• _Set exercise_
Below is a listing. Gather each line of it that contains "latérale".

• _Task inputs_
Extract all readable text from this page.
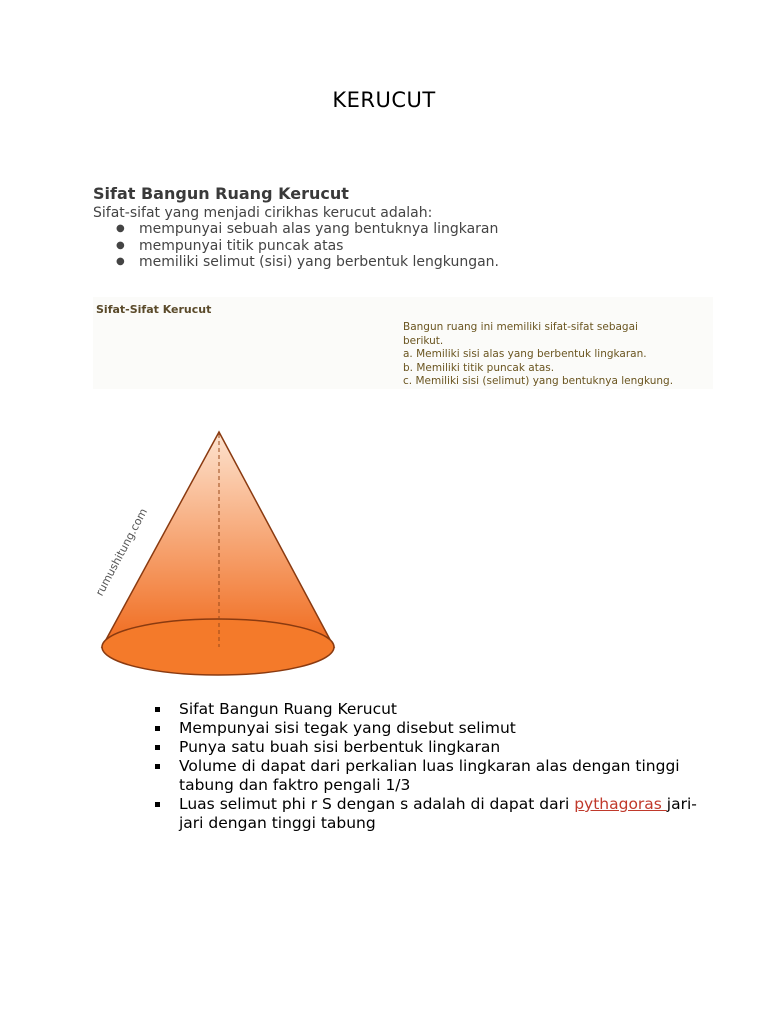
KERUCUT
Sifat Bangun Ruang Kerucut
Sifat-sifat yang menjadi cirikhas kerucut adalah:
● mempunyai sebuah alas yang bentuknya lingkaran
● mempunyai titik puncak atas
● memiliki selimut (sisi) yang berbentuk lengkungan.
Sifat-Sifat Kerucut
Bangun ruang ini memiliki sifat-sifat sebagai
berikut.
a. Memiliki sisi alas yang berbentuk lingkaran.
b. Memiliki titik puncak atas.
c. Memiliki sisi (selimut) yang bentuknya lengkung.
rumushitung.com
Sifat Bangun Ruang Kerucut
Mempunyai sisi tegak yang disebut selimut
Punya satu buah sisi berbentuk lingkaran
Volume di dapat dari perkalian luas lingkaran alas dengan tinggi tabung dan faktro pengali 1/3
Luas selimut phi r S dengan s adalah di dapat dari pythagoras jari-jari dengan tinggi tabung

...

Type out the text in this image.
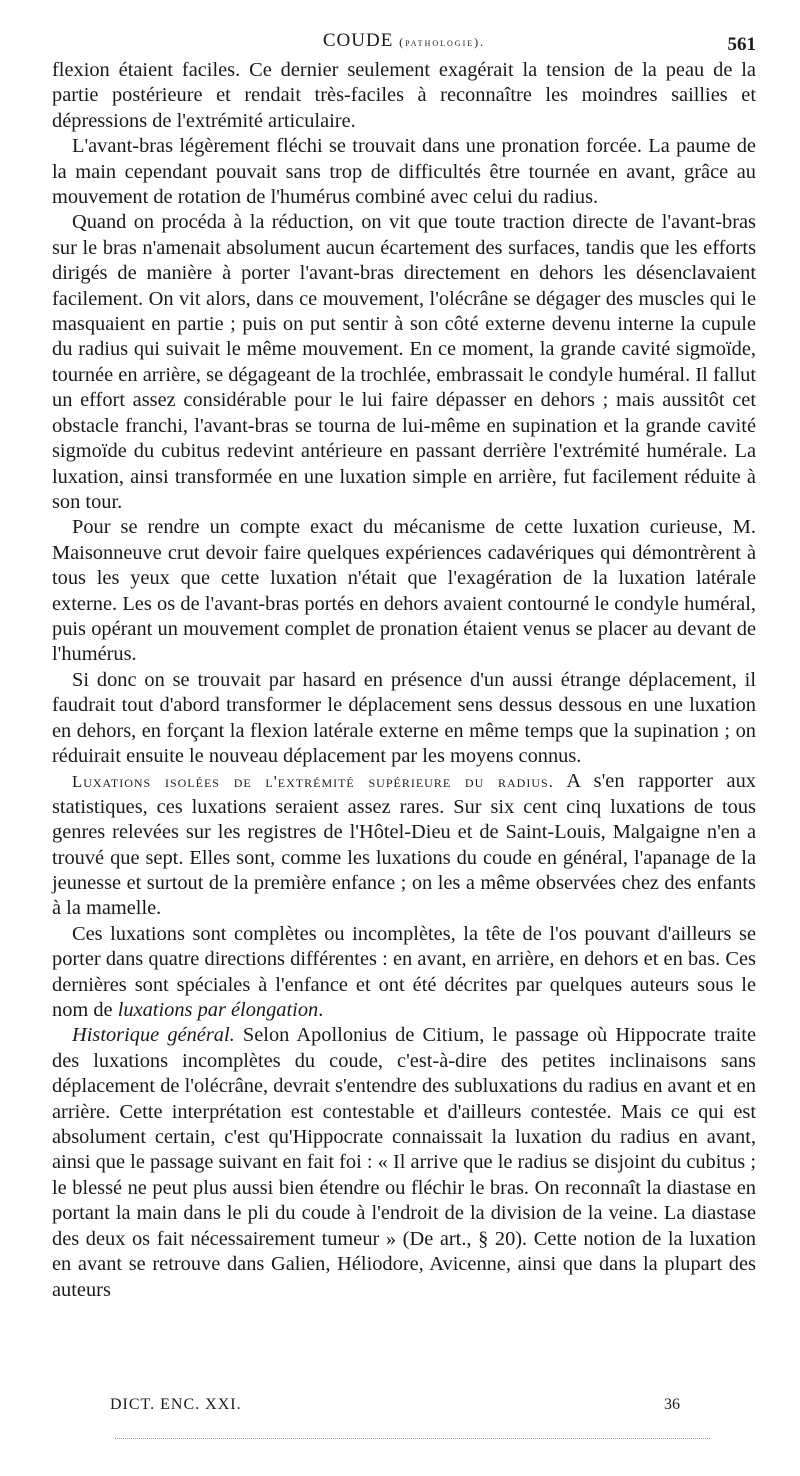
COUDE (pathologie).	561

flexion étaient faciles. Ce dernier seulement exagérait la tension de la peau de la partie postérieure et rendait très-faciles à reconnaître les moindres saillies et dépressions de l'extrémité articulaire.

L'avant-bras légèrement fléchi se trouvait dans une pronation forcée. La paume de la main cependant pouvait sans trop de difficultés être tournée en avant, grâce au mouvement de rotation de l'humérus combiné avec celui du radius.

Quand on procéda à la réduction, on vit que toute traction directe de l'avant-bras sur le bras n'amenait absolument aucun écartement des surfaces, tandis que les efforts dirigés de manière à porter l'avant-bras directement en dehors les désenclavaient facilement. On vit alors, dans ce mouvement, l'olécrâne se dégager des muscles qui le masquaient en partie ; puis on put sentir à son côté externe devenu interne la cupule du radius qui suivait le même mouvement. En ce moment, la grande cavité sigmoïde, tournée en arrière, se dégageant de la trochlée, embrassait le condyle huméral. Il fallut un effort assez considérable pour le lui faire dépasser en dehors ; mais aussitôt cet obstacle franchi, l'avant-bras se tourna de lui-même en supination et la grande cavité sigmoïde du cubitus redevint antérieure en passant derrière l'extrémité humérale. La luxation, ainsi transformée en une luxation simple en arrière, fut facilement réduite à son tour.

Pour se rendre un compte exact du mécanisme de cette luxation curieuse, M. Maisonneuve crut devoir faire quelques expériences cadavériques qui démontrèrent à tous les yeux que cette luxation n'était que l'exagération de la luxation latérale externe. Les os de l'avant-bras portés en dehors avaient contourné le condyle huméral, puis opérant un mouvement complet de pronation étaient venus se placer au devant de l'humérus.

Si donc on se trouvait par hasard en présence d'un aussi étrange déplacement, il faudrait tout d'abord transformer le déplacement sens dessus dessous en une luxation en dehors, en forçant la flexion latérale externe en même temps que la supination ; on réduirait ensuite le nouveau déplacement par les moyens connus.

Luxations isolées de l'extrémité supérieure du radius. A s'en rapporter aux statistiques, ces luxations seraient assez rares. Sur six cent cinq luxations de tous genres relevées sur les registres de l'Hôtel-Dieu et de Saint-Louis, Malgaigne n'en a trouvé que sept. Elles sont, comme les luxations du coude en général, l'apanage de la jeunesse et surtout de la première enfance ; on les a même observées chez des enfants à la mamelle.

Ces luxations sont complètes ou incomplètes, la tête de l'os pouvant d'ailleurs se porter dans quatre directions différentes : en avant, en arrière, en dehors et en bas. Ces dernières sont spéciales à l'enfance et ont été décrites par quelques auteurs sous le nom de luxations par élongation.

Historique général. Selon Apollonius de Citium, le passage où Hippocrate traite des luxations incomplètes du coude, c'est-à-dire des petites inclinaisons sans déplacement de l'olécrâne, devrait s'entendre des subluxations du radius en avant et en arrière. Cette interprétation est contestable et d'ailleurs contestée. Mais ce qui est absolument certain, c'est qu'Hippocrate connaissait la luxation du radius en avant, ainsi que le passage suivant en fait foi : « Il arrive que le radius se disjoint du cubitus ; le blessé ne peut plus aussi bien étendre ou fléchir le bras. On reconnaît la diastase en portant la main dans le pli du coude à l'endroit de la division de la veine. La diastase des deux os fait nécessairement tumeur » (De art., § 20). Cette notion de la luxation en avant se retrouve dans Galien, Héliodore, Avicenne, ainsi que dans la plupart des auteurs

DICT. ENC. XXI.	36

• _Finished exercise_
Pour se rendre un compte exact du mécanisme de cette luxation curieuse, M. Maisonneuve crut devoir faire quelques expériences cadavériques qui démontrèrent à tous les yeux que cette luxation n'était que l'exagération de la luxation latérale externe. Les os de l'avant-bras portés en dehors avaient contourné le condyle huméral, puis opérant un mouvement complet de pronation étaient venus se placer au devant de l'humérus.
Si donc on se trouvait par hasard en présence d'un aussi étrange déplacement, il faudrait tout d'abord transformer le déplacement sens dessus dessous en une luxation en dehors, en forçant la flexion latérale externe en même temps que la supination ; on réduirait ensuite le nouveau déplacement par les moyens connus.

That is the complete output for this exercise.